(Stored entries)
----------

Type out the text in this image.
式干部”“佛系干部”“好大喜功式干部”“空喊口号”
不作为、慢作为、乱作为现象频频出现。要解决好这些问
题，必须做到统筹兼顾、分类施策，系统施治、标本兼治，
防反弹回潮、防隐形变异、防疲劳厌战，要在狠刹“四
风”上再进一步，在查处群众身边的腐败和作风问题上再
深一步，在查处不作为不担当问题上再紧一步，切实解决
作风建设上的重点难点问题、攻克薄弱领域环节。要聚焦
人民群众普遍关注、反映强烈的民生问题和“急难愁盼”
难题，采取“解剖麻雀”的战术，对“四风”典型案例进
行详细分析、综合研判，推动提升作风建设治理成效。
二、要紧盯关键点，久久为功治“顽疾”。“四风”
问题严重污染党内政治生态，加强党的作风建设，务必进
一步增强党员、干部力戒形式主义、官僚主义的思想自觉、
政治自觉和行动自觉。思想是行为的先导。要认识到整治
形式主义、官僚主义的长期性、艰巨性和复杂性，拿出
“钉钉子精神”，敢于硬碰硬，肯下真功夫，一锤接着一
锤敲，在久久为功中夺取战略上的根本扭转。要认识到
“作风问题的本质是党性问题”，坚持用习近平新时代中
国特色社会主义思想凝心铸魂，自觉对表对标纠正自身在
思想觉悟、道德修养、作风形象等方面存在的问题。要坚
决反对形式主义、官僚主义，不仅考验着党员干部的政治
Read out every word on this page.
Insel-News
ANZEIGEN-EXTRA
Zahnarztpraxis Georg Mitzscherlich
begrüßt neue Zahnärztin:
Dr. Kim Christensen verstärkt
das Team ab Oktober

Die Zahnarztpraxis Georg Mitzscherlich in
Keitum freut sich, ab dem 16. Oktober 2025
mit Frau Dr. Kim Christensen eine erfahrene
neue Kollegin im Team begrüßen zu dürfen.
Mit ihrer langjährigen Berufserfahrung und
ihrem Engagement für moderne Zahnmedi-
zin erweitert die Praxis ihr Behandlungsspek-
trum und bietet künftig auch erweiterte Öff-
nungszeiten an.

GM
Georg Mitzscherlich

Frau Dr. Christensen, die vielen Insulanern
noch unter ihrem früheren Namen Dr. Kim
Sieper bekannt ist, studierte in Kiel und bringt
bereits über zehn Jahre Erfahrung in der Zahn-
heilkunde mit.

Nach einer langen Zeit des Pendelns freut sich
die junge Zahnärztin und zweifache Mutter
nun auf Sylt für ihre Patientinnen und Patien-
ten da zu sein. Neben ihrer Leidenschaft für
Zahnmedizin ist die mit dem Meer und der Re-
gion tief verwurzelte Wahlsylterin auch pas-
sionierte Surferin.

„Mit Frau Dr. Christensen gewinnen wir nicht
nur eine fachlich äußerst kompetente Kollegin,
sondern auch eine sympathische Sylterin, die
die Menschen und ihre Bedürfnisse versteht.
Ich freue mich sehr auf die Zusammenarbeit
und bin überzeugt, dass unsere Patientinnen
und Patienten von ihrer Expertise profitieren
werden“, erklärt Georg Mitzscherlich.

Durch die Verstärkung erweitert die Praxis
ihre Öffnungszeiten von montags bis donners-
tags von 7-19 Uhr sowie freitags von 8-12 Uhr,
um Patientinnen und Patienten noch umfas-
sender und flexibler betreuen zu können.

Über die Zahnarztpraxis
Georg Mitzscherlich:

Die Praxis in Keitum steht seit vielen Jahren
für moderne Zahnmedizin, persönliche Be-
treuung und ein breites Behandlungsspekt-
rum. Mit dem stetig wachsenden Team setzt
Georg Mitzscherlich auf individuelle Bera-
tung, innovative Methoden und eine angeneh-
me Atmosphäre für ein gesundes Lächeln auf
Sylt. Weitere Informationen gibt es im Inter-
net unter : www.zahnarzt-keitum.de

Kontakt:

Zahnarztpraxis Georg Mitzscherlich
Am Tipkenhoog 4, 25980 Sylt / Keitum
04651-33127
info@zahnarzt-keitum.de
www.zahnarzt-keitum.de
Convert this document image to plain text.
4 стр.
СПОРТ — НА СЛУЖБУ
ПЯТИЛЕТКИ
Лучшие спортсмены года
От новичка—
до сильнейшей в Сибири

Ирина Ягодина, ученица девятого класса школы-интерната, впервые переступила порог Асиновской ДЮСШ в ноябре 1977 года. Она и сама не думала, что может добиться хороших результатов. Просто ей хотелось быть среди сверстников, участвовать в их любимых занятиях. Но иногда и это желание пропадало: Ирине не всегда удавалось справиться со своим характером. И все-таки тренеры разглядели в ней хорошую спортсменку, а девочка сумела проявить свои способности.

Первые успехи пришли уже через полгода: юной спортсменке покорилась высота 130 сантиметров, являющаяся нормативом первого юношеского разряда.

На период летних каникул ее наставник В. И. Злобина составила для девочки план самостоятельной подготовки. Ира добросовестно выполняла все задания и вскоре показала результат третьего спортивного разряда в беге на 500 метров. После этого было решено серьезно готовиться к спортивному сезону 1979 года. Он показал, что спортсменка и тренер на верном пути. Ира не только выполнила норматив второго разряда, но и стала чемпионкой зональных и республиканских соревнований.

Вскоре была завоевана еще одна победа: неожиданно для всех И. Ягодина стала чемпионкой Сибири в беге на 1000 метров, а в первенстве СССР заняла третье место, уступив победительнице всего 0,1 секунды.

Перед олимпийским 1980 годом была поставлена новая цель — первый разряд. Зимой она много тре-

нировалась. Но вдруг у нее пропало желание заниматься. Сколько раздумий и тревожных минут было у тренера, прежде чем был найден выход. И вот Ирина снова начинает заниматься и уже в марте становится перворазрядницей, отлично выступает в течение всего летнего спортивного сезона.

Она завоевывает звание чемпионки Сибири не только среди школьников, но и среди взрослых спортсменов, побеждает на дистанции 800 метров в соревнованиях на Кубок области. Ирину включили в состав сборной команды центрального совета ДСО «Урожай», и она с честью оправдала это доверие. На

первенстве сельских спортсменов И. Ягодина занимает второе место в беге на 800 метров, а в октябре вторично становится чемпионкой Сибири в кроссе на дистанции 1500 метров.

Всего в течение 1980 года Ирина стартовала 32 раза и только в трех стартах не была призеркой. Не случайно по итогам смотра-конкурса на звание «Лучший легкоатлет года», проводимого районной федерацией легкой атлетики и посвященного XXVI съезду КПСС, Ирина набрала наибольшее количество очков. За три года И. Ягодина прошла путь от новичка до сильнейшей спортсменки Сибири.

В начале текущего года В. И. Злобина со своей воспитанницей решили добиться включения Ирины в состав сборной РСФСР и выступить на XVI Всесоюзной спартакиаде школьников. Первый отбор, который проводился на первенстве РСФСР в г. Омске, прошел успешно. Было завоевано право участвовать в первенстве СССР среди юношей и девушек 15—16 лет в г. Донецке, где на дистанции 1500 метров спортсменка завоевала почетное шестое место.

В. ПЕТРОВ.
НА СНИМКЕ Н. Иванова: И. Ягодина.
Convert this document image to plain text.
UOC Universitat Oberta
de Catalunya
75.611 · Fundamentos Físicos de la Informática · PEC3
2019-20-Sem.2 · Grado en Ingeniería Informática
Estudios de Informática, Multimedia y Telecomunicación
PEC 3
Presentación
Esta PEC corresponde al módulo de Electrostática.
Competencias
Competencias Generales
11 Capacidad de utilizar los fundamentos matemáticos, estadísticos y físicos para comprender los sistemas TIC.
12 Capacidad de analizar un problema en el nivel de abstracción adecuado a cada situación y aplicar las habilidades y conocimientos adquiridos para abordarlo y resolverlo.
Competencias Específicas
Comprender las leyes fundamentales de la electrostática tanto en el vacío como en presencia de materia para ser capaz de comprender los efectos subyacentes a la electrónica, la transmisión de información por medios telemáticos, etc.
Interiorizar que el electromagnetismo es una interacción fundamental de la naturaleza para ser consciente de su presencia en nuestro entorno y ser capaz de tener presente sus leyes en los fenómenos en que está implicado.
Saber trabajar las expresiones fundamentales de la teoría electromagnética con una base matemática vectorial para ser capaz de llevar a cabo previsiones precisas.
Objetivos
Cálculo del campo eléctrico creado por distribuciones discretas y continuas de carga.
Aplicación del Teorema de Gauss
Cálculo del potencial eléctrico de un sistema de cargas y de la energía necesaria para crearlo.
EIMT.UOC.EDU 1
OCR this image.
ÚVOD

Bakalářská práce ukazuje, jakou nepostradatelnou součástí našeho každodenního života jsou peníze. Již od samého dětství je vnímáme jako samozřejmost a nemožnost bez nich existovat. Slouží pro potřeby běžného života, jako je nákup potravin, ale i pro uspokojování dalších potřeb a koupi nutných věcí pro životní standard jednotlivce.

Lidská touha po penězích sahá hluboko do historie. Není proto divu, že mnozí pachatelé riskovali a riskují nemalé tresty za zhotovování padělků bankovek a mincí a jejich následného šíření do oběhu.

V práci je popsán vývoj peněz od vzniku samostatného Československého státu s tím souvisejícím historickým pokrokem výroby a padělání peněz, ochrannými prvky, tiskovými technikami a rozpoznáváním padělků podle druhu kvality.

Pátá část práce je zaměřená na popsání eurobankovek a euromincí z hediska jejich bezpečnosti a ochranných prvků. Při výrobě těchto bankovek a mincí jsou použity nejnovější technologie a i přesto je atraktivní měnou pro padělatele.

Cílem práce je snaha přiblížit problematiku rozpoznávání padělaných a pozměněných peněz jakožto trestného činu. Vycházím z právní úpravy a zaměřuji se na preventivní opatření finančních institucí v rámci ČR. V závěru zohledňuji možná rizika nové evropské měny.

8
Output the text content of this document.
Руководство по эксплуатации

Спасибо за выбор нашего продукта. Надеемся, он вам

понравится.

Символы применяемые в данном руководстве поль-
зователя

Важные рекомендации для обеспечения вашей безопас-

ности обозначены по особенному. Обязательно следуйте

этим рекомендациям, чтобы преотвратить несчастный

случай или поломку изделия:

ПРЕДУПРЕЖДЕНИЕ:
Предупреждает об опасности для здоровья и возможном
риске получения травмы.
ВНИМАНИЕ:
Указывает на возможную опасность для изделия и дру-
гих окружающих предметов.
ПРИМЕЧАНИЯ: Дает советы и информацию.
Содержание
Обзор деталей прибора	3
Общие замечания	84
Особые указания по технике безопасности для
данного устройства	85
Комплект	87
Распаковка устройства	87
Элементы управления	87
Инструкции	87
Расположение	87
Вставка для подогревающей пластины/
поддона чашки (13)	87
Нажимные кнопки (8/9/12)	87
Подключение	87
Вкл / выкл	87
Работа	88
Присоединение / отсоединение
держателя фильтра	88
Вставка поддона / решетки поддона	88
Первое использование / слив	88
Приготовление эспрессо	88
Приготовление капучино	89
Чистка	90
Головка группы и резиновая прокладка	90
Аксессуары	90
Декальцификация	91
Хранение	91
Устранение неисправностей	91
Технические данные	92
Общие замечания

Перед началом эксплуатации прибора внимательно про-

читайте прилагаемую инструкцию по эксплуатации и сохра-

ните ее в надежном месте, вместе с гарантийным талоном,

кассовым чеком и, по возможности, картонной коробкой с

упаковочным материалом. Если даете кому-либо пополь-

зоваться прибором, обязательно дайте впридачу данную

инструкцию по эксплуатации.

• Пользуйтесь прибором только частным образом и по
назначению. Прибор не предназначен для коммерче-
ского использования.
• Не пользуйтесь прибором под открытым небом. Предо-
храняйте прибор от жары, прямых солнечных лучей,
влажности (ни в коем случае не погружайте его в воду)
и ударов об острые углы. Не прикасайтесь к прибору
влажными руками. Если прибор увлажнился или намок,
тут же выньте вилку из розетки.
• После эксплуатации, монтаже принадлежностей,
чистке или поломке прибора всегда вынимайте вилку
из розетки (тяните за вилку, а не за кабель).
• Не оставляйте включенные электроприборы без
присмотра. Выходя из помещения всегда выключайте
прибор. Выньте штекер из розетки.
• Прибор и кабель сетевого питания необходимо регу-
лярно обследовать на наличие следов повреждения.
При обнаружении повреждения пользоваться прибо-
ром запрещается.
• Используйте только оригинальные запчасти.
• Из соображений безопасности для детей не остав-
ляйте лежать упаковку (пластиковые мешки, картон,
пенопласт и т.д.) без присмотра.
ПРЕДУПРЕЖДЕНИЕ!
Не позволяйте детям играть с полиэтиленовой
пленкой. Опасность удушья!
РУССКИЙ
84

----------

Lines from the records above that hold "Team" are the ones to list.

Written answer:
das Team ab Oktober
neue Kollegin im Team begrüßen zu dürfen.
rum. Mit dem stetig wachsenden Team setzt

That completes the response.